INPUT MATERIAL:
━━━
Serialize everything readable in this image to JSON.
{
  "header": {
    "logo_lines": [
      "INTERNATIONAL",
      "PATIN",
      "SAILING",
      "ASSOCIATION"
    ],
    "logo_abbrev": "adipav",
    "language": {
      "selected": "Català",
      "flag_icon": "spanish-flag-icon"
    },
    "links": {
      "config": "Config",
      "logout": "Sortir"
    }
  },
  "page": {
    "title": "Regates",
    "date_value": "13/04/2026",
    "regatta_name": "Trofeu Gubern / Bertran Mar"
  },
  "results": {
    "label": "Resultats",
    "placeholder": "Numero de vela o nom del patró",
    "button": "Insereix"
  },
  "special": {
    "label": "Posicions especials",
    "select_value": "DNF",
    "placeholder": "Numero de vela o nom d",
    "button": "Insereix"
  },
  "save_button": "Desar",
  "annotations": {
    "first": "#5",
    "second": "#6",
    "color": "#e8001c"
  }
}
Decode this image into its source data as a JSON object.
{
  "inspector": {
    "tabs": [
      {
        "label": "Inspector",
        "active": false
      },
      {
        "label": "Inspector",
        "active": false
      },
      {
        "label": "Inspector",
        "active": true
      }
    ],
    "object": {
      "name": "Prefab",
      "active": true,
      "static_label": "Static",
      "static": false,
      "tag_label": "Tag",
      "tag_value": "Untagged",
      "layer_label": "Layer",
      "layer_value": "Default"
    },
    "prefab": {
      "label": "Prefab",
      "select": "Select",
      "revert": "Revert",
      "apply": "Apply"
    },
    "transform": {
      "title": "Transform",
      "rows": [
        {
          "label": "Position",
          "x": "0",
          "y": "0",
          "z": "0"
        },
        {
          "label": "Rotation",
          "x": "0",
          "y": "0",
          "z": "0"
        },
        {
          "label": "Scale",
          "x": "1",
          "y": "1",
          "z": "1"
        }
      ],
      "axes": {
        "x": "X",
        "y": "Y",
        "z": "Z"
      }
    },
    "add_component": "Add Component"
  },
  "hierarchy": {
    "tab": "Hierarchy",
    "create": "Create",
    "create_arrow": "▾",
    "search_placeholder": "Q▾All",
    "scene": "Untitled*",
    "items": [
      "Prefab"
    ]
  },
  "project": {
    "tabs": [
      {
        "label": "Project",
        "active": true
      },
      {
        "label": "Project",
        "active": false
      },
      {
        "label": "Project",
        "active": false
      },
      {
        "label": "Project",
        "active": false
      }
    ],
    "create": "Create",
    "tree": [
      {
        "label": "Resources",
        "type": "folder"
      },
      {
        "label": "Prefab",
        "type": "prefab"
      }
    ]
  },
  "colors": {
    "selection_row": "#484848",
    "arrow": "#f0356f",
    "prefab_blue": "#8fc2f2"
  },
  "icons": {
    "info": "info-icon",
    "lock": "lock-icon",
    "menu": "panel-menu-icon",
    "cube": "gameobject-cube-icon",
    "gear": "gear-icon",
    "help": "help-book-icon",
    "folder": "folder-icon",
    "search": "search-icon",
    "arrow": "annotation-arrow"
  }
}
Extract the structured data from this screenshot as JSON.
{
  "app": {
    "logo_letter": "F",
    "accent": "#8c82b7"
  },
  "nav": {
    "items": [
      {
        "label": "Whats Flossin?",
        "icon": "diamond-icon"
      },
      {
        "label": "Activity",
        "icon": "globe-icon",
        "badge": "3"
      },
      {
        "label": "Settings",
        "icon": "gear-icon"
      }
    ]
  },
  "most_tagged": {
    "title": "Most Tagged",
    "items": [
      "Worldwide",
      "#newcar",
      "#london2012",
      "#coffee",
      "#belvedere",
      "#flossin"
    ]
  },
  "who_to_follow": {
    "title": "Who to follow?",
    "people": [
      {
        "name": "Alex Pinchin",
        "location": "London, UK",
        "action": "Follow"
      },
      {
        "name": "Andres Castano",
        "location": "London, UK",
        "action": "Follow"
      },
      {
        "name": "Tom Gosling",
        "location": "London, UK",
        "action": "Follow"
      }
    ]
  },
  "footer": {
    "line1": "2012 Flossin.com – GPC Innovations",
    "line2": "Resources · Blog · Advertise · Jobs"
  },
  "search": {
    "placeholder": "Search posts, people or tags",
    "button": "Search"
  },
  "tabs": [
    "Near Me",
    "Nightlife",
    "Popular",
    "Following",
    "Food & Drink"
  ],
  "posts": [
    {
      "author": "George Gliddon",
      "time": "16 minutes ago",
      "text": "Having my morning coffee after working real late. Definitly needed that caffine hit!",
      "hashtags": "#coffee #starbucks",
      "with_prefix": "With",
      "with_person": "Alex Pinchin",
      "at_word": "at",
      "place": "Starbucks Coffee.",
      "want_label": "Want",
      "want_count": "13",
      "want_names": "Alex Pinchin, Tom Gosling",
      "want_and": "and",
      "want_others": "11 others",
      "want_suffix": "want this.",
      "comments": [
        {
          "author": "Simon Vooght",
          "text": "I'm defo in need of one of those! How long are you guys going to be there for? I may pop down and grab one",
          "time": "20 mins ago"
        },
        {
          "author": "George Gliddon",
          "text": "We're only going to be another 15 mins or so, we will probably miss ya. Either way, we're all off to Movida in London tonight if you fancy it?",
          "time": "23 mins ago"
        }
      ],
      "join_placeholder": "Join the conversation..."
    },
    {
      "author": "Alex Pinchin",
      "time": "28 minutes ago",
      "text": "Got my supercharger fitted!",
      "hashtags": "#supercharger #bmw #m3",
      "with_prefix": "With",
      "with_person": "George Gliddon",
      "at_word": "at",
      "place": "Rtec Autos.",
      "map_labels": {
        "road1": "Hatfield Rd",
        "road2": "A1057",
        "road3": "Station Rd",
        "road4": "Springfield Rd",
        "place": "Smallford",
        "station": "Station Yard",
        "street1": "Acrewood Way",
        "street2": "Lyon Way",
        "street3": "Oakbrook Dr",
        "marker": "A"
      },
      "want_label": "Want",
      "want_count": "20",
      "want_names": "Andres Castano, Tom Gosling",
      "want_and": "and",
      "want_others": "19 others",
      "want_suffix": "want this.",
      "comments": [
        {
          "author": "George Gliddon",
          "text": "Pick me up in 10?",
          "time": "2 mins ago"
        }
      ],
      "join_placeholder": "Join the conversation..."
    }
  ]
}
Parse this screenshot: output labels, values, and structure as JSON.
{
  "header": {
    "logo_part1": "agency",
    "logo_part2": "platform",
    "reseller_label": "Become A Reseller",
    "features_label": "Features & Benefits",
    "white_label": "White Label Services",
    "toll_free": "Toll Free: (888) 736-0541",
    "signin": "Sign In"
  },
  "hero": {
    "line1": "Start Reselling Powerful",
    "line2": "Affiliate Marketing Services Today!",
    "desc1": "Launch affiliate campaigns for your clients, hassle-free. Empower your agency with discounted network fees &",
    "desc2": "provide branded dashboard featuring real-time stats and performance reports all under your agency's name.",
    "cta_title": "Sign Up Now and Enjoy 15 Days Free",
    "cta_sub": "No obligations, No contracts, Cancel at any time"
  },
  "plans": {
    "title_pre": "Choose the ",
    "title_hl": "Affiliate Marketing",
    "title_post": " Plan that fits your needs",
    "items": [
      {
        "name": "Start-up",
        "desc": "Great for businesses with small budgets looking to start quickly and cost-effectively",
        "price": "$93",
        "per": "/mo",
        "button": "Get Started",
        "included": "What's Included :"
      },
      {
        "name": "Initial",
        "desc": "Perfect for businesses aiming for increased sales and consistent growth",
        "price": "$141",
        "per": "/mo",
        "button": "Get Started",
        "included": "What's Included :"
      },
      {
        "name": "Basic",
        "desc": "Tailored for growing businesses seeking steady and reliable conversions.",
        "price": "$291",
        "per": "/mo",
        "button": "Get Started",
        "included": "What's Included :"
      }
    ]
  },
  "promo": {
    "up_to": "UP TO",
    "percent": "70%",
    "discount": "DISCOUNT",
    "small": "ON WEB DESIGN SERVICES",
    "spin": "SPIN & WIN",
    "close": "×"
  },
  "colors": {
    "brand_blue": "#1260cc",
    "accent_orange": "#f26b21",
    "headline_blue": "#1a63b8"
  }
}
━━━
PROBLEM DESCRIPTION: Pull out all lines in the data above that include "your".

RESULT OF THE TASK:
    "desc1": "Launch affiliate campaigns for your clients, hassle-free. Empower your agency with discounted network fees &",
    "desc2": "provide branded dashboard featuring real-time stats and performance reports all under your agency's name.",
    "title_post": " Plan that fits your needs",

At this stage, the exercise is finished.